## start Available data
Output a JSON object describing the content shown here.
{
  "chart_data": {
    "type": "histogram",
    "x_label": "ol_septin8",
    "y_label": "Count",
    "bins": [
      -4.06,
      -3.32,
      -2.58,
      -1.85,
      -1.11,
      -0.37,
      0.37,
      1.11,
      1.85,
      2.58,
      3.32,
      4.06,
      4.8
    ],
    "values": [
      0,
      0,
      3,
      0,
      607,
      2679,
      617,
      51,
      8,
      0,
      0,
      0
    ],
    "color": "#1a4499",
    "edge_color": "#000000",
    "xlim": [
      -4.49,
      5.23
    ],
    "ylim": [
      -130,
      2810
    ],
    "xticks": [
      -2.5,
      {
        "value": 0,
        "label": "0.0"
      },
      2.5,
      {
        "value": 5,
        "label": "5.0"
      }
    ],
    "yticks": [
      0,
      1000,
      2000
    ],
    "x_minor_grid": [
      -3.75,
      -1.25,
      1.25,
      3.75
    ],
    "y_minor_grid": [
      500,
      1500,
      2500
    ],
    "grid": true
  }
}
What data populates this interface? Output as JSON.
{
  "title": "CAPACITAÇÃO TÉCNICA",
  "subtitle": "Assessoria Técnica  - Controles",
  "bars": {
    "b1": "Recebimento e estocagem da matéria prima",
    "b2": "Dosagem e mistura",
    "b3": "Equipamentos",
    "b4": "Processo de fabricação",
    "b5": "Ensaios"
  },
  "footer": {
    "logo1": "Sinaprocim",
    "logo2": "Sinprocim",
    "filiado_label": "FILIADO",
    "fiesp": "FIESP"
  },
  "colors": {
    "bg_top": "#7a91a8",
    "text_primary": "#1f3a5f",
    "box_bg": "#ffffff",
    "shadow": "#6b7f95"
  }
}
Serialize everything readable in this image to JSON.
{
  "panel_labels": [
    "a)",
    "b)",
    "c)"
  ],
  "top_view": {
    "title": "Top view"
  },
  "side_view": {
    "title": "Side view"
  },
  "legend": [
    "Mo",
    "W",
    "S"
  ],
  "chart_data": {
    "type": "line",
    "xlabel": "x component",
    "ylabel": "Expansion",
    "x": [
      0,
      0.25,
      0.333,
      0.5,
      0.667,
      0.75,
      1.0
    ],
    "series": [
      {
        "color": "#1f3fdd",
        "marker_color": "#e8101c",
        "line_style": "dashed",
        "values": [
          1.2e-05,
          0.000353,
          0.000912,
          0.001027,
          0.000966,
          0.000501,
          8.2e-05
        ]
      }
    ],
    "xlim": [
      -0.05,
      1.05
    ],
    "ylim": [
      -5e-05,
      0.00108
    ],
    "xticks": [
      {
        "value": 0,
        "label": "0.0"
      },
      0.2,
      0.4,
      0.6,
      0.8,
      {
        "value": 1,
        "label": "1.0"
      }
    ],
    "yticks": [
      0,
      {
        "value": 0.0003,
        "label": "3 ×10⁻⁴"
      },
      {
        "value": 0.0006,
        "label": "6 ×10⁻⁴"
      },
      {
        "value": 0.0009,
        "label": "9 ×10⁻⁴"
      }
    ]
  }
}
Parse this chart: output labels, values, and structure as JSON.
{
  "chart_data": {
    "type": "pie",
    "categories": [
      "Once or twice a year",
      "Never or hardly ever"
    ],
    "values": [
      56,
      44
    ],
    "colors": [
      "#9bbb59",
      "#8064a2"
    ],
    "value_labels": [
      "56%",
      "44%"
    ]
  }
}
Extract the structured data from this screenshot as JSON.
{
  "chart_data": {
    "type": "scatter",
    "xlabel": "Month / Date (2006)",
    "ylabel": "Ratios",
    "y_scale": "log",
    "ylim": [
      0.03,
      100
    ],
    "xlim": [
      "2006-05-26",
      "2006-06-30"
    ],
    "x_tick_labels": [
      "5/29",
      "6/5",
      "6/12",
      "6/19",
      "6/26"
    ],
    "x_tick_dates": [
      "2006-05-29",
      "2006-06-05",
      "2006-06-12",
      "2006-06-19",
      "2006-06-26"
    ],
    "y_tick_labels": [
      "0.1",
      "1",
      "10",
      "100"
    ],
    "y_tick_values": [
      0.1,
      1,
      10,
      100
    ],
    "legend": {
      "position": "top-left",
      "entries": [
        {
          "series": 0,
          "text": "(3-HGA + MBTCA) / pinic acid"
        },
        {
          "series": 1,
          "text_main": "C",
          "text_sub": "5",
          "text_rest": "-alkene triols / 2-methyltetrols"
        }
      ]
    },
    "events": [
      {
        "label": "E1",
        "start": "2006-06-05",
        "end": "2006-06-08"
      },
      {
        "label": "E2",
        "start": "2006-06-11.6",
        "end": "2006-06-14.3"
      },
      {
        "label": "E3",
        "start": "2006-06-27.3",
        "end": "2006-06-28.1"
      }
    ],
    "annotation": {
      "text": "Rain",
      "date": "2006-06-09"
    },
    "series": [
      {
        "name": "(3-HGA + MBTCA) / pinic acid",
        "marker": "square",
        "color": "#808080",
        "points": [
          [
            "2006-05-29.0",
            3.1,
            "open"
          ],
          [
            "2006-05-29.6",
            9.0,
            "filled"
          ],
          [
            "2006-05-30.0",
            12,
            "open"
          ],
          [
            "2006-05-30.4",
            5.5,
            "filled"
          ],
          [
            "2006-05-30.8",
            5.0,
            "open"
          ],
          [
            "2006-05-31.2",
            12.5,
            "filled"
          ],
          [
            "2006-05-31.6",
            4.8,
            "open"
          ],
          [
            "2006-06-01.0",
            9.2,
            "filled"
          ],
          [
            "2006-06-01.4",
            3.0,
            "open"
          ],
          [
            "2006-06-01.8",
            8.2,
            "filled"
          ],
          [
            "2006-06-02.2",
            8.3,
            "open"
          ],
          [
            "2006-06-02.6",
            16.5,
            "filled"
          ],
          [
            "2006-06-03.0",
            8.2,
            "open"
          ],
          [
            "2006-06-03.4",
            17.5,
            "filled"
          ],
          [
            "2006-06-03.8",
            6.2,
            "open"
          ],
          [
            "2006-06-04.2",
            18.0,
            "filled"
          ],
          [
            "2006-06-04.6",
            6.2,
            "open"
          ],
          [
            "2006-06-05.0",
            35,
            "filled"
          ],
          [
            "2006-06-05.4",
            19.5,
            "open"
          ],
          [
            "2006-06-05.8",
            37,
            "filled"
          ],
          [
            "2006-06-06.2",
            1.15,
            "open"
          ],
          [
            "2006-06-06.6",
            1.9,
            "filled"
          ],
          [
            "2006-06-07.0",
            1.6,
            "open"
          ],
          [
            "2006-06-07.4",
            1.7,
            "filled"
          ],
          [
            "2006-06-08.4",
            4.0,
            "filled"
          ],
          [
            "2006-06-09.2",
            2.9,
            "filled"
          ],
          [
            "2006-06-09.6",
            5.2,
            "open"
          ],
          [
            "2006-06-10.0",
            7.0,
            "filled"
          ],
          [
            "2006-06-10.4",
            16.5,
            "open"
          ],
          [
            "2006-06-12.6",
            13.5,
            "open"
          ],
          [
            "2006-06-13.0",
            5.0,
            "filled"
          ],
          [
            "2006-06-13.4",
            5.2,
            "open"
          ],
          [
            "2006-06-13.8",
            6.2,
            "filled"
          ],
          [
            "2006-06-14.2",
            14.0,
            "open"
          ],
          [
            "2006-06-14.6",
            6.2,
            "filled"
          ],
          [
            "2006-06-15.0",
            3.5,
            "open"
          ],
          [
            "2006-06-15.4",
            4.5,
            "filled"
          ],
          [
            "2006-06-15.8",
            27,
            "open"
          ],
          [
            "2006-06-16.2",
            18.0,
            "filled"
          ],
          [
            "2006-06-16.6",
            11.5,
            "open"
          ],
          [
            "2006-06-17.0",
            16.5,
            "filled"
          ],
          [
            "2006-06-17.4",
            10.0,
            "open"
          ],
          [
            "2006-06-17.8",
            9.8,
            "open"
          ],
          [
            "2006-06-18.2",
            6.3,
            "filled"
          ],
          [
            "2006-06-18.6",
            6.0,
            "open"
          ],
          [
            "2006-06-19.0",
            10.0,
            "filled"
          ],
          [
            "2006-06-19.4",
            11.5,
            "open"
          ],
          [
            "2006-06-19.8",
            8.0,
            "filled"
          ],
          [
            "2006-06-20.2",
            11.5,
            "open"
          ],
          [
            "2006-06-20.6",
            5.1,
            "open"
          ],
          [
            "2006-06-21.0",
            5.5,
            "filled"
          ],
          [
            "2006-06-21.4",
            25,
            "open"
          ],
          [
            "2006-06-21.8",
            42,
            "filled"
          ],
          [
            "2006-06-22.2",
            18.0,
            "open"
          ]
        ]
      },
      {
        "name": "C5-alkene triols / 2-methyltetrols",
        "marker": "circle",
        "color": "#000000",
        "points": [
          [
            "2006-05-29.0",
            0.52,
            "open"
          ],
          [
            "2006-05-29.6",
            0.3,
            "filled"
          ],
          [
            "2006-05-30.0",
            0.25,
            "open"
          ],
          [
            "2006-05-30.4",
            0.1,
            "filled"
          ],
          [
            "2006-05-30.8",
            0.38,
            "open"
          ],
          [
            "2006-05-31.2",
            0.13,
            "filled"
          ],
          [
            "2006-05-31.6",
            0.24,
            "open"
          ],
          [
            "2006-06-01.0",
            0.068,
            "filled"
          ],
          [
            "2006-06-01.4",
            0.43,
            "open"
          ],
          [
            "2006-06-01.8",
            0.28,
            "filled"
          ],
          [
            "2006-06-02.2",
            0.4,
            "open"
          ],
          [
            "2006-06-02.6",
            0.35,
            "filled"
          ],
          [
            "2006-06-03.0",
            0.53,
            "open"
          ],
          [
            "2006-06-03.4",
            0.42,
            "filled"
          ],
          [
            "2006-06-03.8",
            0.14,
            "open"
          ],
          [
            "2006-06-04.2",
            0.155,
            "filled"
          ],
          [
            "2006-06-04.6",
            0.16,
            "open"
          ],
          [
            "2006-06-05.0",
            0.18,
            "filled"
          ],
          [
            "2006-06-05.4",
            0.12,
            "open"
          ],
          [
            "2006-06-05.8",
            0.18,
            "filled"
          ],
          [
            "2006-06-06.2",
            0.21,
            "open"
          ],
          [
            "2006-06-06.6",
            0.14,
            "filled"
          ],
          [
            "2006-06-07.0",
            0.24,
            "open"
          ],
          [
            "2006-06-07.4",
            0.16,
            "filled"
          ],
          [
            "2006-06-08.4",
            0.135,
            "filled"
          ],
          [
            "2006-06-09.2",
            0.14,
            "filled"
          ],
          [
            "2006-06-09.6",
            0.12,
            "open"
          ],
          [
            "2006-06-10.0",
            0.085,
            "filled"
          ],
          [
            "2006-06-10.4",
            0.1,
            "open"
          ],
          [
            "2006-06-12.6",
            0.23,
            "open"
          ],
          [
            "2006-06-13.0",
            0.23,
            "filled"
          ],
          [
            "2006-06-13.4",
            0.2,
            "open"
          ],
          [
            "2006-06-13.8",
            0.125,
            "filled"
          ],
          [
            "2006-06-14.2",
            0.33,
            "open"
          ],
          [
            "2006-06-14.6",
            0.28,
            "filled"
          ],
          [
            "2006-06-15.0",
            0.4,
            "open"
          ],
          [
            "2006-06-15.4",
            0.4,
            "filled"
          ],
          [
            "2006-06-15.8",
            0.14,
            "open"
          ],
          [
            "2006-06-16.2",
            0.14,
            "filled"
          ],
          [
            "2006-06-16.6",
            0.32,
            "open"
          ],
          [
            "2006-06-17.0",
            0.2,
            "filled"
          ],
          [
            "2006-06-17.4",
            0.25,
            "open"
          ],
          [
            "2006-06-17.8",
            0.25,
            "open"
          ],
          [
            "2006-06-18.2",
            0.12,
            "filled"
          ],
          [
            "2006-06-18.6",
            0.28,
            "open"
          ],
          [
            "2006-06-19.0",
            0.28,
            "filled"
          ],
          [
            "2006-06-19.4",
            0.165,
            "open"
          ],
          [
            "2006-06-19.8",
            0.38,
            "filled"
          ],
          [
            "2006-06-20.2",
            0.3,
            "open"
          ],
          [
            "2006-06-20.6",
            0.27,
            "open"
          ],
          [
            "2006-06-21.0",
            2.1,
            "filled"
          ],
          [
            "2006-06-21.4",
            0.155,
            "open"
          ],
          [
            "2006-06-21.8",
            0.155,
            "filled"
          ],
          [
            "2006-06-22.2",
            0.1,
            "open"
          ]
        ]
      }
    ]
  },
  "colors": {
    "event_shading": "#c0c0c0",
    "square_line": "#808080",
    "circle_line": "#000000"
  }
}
## end Available data
## Given task
Report how many lines of the preceding records include "methyltetrols". Output the number only.

## Task response
2